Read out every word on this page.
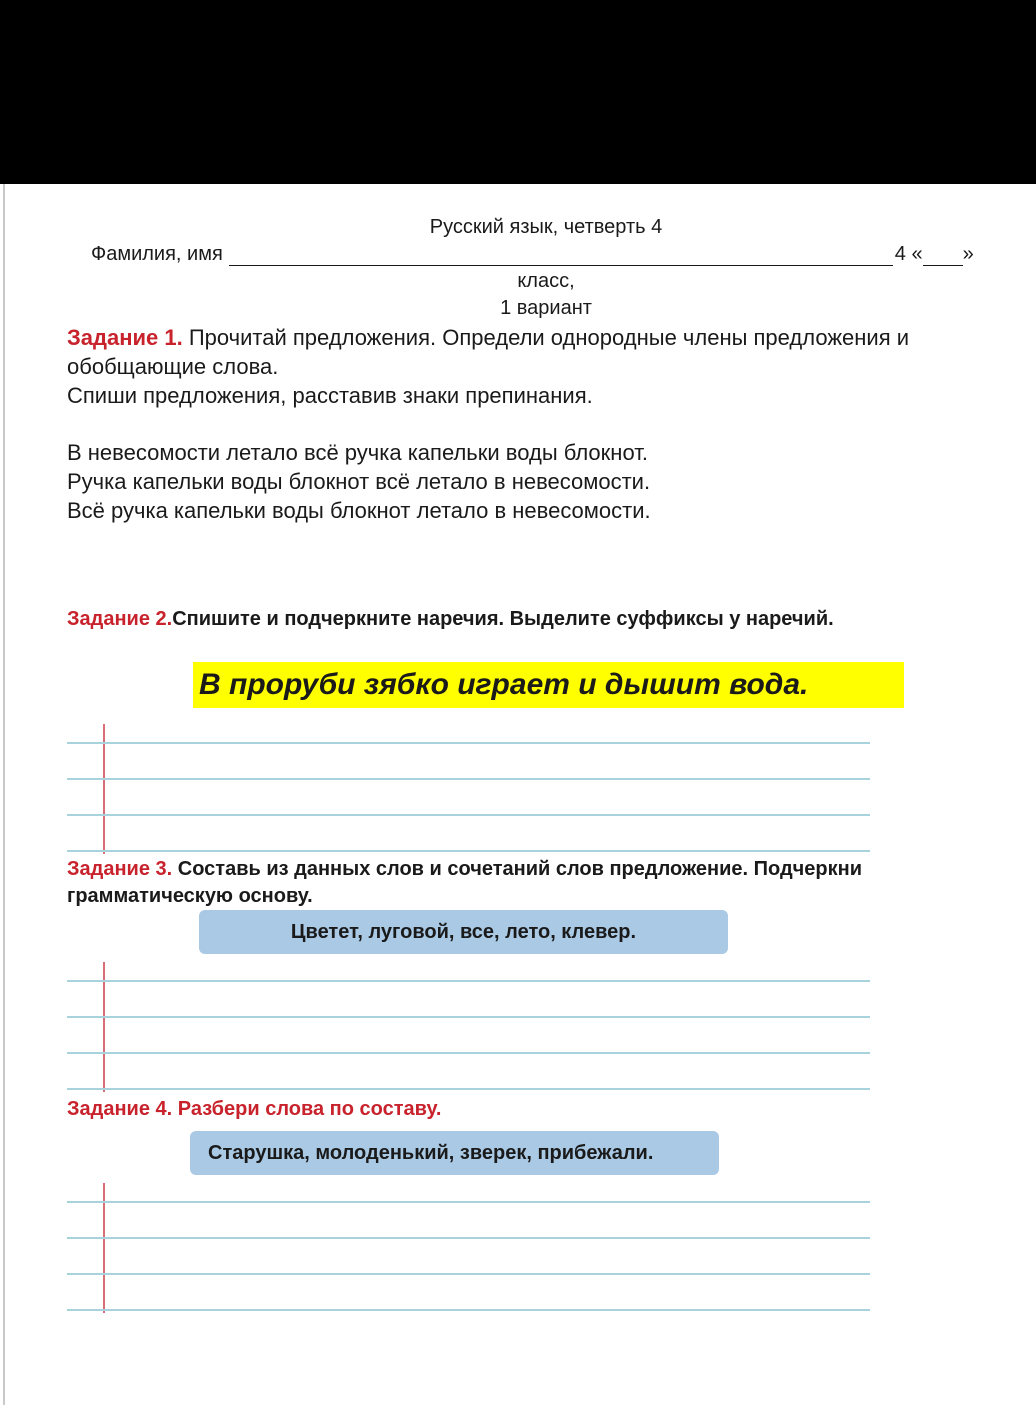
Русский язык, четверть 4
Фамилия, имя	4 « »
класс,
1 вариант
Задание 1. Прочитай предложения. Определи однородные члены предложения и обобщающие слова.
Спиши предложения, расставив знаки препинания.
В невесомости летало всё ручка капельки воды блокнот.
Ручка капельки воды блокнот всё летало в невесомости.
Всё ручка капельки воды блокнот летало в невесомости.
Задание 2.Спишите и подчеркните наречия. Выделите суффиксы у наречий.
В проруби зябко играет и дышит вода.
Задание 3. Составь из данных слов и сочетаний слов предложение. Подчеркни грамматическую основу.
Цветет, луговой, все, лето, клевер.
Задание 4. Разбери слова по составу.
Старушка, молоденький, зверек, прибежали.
...
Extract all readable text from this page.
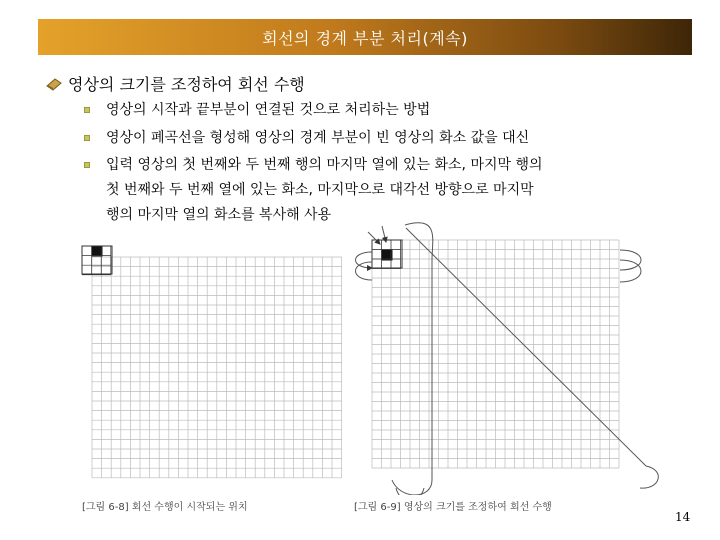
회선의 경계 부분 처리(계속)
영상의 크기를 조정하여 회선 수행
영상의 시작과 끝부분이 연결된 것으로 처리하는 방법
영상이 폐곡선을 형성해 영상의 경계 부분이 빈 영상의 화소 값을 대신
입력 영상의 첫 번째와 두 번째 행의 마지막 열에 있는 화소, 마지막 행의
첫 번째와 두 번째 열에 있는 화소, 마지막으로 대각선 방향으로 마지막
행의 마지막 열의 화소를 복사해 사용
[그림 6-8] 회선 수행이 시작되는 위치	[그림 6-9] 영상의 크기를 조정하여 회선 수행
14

Goal of the exercise :: Within the data above, count the lines that contain the string "блокнот"; the reply is the number alone.

Reply to the exercise :: 3